• [Short task]
Below are the records; pull every line that includes "Each".
━━ Stored data ━━
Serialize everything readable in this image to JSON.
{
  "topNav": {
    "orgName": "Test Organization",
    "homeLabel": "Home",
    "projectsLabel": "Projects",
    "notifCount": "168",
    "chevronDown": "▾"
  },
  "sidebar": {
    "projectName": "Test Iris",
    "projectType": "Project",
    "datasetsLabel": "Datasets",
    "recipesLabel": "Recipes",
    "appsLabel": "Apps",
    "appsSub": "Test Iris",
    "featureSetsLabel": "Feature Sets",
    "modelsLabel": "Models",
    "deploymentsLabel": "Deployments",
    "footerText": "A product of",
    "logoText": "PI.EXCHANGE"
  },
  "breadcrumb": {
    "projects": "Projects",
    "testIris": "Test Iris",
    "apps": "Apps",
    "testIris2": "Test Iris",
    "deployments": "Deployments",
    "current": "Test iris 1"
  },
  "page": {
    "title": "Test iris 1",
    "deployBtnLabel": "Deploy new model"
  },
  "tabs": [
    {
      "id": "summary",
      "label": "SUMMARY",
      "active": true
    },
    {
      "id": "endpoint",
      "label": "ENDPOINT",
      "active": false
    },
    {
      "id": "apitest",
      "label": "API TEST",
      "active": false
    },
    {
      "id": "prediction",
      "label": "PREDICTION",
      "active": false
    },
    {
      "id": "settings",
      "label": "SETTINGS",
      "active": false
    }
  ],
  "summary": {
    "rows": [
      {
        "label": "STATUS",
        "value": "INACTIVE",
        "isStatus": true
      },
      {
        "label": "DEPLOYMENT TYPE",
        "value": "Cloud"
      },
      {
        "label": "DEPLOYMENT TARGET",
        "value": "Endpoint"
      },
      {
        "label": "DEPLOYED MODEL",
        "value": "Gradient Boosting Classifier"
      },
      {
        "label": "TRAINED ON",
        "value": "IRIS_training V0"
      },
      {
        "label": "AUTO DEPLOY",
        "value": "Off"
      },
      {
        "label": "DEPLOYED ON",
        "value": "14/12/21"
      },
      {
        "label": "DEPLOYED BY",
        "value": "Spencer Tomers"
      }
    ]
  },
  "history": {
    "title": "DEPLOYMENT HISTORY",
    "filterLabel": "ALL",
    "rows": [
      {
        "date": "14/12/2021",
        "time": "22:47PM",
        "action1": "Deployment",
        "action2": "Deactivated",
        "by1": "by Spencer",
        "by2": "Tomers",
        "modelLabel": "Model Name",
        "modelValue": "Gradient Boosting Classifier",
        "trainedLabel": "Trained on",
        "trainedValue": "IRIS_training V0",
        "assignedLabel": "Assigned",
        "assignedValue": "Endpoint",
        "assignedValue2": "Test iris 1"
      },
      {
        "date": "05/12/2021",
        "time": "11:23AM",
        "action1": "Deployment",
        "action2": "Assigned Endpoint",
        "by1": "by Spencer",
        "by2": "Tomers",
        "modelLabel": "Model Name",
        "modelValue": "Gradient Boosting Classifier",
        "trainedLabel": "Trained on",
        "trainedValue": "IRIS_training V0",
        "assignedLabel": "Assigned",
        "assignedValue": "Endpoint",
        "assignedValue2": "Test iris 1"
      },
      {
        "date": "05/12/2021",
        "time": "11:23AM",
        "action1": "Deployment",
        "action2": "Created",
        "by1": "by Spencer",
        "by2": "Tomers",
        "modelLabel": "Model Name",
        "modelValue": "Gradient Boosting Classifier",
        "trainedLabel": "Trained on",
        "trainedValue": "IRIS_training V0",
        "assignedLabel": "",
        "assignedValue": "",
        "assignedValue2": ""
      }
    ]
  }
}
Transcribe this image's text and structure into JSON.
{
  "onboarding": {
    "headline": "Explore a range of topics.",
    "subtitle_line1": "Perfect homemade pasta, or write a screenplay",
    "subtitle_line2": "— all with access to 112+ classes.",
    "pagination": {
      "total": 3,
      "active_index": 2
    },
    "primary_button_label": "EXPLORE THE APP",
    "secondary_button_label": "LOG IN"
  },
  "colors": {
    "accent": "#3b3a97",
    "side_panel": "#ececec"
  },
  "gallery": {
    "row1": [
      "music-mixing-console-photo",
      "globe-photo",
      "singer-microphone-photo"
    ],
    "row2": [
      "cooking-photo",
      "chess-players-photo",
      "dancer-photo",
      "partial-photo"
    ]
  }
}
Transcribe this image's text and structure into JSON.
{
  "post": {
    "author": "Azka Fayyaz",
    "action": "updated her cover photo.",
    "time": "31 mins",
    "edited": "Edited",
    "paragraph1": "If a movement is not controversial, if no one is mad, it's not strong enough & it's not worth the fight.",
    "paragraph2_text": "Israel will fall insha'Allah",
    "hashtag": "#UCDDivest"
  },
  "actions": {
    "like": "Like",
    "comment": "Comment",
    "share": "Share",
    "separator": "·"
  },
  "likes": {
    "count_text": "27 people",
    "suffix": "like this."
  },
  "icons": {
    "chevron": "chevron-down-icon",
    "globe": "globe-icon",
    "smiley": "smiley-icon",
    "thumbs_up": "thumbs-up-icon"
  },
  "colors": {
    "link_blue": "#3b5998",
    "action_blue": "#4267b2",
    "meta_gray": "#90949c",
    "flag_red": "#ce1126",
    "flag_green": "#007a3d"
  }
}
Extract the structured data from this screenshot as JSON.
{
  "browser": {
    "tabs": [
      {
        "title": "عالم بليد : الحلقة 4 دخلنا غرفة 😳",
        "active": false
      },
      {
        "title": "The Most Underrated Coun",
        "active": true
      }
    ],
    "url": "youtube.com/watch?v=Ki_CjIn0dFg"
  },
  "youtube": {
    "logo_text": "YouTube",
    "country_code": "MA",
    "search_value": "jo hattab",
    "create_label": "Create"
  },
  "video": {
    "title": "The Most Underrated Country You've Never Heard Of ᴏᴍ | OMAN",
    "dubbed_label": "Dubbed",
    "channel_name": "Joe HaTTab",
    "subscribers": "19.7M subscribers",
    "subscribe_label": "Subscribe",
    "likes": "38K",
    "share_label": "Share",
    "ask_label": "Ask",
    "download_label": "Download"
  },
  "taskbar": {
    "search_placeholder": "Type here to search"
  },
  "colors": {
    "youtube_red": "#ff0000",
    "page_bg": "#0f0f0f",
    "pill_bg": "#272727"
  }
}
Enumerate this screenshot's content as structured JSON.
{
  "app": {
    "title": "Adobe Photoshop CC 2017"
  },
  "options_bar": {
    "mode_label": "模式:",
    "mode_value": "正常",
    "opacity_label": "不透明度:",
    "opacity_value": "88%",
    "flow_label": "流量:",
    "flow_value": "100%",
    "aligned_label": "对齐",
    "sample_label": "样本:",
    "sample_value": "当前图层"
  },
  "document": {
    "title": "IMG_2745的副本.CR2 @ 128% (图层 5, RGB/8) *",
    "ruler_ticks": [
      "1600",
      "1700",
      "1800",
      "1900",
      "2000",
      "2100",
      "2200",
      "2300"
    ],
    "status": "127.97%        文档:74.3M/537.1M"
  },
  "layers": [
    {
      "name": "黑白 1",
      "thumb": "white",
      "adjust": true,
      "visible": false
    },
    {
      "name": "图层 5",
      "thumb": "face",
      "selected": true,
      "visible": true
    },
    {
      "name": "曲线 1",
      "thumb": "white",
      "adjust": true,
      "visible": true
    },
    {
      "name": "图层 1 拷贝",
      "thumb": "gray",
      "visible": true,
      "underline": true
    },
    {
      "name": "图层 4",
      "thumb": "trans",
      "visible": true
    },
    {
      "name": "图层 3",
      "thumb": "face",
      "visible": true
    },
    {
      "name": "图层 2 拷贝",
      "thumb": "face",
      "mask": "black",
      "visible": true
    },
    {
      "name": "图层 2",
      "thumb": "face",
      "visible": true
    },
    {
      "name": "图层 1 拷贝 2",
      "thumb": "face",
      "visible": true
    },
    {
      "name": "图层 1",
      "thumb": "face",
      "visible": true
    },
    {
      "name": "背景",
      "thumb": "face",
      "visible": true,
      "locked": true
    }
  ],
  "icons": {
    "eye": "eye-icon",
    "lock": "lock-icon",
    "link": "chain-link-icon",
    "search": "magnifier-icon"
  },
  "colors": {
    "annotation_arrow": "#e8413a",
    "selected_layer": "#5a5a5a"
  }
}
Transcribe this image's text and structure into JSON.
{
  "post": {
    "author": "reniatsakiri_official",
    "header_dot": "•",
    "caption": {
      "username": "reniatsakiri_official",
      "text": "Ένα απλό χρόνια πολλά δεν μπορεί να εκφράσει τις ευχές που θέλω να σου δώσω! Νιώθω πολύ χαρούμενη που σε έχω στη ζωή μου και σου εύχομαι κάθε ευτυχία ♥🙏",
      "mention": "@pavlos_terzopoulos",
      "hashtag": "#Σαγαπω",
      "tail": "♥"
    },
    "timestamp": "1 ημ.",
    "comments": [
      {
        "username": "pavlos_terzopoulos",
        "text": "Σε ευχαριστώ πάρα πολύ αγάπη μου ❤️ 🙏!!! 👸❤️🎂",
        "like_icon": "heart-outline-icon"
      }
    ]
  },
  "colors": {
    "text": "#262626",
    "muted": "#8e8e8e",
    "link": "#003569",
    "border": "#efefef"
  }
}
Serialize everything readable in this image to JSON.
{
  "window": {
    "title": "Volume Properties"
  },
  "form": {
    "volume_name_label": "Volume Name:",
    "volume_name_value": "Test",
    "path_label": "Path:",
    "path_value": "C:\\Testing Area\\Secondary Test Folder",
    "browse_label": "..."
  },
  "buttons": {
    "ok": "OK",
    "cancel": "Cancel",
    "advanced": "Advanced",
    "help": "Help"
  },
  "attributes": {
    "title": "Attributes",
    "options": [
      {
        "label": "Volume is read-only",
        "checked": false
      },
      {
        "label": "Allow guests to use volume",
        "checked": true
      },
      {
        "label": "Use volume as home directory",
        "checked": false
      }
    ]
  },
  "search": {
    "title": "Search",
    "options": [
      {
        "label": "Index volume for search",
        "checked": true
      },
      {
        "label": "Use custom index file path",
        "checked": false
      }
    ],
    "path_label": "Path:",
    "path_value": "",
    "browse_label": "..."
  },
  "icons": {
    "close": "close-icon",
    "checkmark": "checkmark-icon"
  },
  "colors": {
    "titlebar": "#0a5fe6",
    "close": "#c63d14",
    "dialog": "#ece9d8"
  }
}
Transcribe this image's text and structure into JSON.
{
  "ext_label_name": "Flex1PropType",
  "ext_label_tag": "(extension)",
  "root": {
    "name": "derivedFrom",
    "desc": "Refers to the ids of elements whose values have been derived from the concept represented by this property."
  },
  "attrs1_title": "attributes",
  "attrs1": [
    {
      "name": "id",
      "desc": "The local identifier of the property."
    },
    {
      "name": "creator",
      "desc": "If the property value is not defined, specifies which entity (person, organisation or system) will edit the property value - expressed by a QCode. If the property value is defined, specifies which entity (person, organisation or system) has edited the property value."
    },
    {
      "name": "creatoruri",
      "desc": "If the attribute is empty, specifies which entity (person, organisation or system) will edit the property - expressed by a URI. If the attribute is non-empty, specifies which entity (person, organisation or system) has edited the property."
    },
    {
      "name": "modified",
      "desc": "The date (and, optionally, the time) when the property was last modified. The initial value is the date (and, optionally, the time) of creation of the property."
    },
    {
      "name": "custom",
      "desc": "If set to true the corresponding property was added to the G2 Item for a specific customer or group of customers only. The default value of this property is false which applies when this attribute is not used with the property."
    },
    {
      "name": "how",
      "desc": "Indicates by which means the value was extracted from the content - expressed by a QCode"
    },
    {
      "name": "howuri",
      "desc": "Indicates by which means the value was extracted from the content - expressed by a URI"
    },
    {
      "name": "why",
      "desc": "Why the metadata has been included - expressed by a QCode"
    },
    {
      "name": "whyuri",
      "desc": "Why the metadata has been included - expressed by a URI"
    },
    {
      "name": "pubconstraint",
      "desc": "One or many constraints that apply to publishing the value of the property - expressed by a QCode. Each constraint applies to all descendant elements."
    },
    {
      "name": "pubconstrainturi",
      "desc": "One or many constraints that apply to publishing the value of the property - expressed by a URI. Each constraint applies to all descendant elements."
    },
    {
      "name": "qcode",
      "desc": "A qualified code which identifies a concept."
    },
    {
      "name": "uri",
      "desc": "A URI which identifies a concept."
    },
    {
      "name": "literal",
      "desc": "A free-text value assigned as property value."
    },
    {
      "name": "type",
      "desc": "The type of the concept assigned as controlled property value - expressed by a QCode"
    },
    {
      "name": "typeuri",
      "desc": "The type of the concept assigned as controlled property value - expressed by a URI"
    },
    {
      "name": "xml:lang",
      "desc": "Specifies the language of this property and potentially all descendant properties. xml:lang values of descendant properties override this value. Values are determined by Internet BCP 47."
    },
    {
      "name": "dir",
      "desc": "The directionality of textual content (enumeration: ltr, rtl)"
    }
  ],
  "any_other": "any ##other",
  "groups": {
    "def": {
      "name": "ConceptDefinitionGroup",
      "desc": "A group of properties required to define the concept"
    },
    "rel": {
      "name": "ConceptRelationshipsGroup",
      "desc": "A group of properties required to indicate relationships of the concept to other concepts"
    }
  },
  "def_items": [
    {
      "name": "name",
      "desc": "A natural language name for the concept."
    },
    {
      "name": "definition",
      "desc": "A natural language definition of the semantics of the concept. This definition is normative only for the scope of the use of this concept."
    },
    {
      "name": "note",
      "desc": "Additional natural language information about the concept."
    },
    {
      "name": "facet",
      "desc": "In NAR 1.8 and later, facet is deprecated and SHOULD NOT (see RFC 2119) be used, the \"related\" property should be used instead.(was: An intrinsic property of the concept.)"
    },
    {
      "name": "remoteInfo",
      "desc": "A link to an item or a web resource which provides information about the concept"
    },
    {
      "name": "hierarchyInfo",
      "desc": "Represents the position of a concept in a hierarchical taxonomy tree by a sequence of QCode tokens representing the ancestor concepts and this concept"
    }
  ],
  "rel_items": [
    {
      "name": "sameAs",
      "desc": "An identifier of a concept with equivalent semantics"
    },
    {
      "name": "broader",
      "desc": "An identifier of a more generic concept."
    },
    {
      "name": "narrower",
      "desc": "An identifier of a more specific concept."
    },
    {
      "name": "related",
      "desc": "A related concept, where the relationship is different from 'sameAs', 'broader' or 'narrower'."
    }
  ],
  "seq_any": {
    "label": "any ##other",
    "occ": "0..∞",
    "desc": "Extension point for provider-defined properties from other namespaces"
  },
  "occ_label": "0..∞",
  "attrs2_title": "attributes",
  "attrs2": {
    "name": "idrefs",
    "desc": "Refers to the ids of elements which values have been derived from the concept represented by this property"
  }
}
━━━
• [Exercise result]
      "desc": "One or many constraints that apply to publishing the value of the property - expressed by a QCode. Each constraint applies to all descendant elements."
      "desc": "One or many constraints that apply to publishing the value of the property - expressed by a URI. Each constraint applies to all descendant elements."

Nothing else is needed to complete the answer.